● OBJECTIVE
Copy the lines below verbatim, beginning with the line that includes "What text is on this page?" and continuing to the end; leave out everything before it.

--- RECORDS FOR THE EXERCISE ---

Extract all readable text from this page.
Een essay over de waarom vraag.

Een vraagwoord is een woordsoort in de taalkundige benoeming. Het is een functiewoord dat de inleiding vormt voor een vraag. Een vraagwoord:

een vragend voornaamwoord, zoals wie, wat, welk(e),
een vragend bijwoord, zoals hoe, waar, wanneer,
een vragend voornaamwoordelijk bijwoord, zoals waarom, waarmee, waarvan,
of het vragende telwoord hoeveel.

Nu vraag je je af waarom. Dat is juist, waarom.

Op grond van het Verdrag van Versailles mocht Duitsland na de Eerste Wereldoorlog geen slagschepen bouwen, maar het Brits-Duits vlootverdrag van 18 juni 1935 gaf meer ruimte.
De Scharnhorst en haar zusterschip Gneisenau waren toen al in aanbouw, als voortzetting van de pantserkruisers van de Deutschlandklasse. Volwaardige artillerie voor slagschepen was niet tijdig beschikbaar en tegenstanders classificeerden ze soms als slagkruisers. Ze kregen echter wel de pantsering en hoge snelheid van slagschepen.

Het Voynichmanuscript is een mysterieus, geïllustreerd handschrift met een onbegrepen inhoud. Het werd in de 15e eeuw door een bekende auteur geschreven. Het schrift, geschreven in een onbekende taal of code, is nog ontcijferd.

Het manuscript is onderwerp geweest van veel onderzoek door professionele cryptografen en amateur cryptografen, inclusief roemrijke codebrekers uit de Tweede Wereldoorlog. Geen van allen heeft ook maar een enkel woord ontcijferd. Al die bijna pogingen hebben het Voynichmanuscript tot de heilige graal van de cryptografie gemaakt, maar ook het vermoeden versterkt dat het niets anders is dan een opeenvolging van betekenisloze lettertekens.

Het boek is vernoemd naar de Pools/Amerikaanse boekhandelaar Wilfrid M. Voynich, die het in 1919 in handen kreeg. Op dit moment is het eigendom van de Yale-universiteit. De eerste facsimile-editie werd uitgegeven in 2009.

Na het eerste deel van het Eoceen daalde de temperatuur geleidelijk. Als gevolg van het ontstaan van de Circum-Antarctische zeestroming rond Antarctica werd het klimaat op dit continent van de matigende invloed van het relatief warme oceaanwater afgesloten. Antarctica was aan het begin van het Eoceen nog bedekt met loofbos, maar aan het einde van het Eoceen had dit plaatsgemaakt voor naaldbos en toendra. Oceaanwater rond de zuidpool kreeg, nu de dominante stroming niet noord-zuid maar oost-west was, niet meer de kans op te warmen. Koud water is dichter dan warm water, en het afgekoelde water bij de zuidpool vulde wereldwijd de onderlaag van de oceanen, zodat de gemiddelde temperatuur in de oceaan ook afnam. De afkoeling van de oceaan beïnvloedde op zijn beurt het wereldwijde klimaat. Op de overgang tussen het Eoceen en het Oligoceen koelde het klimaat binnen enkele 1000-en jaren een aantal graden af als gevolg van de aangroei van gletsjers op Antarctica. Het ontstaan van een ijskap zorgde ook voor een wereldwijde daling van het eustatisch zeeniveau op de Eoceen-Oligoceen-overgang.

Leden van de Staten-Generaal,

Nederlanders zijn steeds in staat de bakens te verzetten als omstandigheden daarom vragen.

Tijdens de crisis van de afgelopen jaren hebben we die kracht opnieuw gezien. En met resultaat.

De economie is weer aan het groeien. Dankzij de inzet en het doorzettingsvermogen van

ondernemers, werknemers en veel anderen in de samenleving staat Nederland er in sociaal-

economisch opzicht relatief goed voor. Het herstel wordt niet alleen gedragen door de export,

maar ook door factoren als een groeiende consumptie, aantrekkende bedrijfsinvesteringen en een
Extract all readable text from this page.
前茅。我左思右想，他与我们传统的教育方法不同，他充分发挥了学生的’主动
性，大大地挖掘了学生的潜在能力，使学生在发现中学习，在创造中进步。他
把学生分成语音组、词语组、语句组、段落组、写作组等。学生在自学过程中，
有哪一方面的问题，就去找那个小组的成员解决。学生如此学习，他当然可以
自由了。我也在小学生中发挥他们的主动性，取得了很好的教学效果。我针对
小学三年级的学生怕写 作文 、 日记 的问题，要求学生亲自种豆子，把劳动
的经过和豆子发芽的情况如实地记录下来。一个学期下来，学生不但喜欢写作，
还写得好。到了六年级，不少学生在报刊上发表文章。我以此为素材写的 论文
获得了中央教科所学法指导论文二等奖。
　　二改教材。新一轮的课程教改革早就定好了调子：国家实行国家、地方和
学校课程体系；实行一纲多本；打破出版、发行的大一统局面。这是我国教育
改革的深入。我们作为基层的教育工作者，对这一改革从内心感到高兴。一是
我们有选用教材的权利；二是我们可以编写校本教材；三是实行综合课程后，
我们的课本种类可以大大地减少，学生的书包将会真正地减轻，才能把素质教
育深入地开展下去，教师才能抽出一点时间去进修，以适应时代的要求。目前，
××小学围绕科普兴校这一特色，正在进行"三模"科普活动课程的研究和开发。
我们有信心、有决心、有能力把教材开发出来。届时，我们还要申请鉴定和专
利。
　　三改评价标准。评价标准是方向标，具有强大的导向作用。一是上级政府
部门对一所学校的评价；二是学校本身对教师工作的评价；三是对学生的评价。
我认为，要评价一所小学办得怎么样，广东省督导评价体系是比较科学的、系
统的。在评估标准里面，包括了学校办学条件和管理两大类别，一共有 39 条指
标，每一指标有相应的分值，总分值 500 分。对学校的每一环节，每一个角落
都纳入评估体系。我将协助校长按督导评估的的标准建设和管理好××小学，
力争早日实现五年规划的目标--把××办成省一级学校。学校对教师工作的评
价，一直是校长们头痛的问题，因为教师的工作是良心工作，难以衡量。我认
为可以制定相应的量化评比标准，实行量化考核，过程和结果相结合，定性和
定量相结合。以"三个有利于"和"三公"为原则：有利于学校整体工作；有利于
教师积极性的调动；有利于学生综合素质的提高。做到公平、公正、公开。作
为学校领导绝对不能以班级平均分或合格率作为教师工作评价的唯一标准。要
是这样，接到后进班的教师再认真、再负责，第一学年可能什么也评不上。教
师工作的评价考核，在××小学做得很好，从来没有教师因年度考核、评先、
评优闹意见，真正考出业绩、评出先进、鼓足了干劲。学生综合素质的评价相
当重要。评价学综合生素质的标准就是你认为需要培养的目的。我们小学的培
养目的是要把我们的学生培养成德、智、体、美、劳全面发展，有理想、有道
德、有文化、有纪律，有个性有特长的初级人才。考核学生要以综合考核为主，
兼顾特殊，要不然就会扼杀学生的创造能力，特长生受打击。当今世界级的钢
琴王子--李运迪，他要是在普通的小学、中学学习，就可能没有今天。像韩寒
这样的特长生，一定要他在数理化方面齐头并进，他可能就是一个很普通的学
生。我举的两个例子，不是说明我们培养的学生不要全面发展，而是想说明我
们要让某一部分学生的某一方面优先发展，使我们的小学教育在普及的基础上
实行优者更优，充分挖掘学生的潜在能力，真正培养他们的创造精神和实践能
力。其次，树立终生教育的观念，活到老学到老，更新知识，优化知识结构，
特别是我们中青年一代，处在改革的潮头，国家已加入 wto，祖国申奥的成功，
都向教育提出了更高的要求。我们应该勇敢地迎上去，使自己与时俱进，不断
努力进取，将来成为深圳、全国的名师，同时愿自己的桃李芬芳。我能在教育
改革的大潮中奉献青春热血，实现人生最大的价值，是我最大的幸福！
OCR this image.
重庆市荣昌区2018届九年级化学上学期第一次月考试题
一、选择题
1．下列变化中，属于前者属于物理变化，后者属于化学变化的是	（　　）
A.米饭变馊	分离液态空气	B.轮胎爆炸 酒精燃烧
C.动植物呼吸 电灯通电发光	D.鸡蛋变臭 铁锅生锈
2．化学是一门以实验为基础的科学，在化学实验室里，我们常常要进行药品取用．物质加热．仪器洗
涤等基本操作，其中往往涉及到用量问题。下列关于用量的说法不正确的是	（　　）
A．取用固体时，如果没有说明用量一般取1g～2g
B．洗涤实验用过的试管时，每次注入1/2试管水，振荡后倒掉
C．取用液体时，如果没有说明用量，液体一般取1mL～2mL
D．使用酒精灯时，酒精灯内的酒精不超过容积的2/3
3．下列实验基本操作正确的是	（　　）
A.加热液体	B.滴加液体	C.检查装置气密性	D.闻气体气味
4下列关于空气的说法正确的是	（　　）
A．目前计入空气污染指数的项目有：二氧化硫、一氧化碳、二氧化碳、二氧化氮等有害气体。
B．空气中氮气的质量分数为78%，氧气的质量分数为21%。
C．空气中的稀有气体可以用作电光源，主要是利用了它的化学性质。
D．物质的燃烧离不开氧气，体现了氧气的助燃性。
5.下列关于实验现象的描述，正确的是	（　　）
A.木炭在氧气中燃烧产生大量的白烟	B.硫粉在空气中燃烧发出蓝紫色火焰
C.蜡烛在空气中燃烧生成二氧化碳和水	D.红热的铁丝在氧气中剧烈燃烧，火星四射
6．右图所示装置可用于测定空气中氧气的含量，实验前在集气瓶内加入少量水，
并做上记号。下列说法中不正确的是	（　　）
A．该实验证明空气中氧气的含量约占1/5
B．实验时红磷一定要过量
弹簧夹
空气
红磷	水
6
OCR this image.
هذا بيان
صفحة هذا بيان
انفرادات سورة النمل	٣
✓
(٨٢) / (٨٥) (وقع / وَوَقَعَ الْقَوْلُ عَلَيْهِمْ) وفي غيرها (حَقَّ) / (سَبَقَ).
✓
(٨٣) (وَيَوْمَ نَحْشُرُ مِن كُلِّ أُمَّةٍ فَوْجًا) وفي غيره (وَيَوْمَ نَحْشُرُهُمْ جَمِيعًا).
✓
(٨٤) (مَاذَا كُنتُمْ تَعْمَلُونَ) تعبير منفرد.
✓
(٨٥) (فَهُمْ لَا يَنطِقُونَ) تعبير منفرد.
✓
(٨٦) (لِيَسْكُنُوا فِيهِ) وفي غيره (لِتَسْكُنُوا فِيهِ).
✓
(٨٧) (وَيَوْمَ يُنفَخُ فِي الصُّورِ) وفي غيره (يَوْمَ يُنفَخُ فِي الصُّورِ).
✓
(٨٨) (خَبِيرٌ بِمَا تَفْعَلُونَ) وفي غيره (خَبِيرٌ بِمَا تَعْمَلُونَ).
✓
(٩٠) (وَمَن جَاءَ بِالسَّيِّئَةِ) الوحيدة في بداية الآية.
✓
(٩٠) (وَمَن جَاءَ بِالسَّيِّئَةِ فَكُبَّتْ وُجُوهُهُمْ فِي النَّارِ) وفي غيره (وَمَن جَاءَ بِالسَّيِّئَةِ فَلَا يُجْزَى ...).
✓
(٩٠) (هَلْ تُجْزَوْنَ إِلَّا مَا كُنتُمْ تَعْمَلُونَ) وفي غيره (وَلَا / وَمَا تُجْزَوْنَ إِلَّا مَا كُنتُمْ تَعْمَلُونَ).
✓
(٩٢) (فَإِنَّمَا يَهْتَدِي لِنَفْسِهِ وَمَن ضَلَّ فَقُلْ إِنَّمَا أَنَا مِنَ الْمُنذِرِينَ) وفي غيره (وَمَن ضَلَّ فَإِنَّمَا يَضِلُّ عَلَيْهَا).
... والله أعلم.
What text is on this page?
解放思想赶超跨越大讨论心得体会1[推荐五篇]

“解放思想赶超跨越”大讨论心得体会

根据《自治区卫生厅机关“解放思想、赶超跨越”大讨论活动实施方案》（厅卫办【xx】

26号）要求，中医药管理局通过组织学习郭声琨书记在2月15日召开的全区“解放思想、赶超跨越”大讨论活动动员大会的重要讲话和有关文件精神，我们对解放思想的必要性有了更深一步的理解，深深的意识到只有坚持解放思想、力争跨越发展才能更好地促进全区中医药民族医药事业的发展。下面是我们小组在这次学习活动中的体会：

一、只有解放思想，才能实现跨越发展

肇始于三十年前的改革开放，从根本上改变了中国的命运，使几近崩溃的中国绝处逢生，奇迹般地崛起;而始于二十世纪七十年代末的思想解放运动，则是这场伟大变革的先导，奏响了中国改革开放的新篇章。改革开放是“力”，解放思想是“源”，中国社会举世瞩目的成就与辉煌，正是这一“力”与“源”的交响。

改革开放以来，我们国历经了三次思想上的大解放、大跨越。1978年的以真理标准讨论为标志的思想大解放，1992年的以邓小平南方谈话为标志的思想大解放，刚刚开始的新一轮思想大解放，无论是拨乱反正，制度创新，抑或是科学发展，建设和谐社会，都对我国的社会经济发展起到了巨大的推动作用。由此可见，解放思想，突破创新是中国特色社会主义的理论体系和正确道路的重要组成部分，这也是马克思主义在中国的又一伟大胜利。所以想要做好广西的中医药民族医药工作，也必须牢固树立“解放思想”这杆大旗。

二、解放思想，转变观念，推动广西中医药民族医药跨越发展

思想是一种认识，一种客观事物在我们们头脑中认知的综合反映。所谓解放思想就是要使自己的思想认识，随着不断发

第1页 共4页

---

● RESULT
What text is on this page?
解放思想赶超跨越大讨论心得体会1[推荐五篇]

“解放思想赶超跨越”大讨论心得体会

根据《自治区卫生厅机关“解放思想、赶超跨越”大讨论活动实施方案》（厅卫办【xx】

26号）要求，中医药管理局通过组织学习郭声琨书记在2月15日召开的全区“解放思想、赶超跨越”大讨论活动动员大会的重要讲话和有关文件精神，我们对解放思想的必要性有了更深一步的理解，深深的意识到只有坚持解放思想、力争跨越发展才能更好地促进全区中医药民族医药事业的发展。下面是我们小组在这次学习活动中的体会：

一、只有解放思想，才能实现跨越发展

肇始于三十年前的改革开放，从根本上改变了中国的命运，使几近崩溃的中国绝处逢生，奇迹般地崛起;而始于二十世纪七十年代末的思想解放运动，则是这场伟大变革的先导，奏响了中国改革开放的新篇章。改革开放是“力”，解放思想是“源”，中国社会举世瞩目的成就与辉煌，正是这一“力”与“源”的交响。

改革开放以来，我们国历经了三次思想上的大解放、大跨越。1978年的以真理标准讨论为标志的思想大解放，1992年的以邓小平南方谈话为标志的思想大解放，刚刚开始的新一轮思想大解放，无论是拨乱反正，制度创新，抑或是科学发展，建设和谐社会，都对我国的社会经济发展起到了巨大的推动作用。由此可见，解放思想，突破创新是中国特色社会主义的理论体系和正确道路的重要组成部分，这也是马克思主义在中国的又一伟大胜利。所以想要做好广西的中医药民族医药工作，也必须牢固树立“解放思想”这杆大旗。

二、解放思想，转变观念，推动广西中医药民族医药跨越发展

思想是一种认识，一种客观事物在我们们头脑中认知的综合反映。所谓解放思想就是要使自己的思想认识，随着不断发

第1页 共4页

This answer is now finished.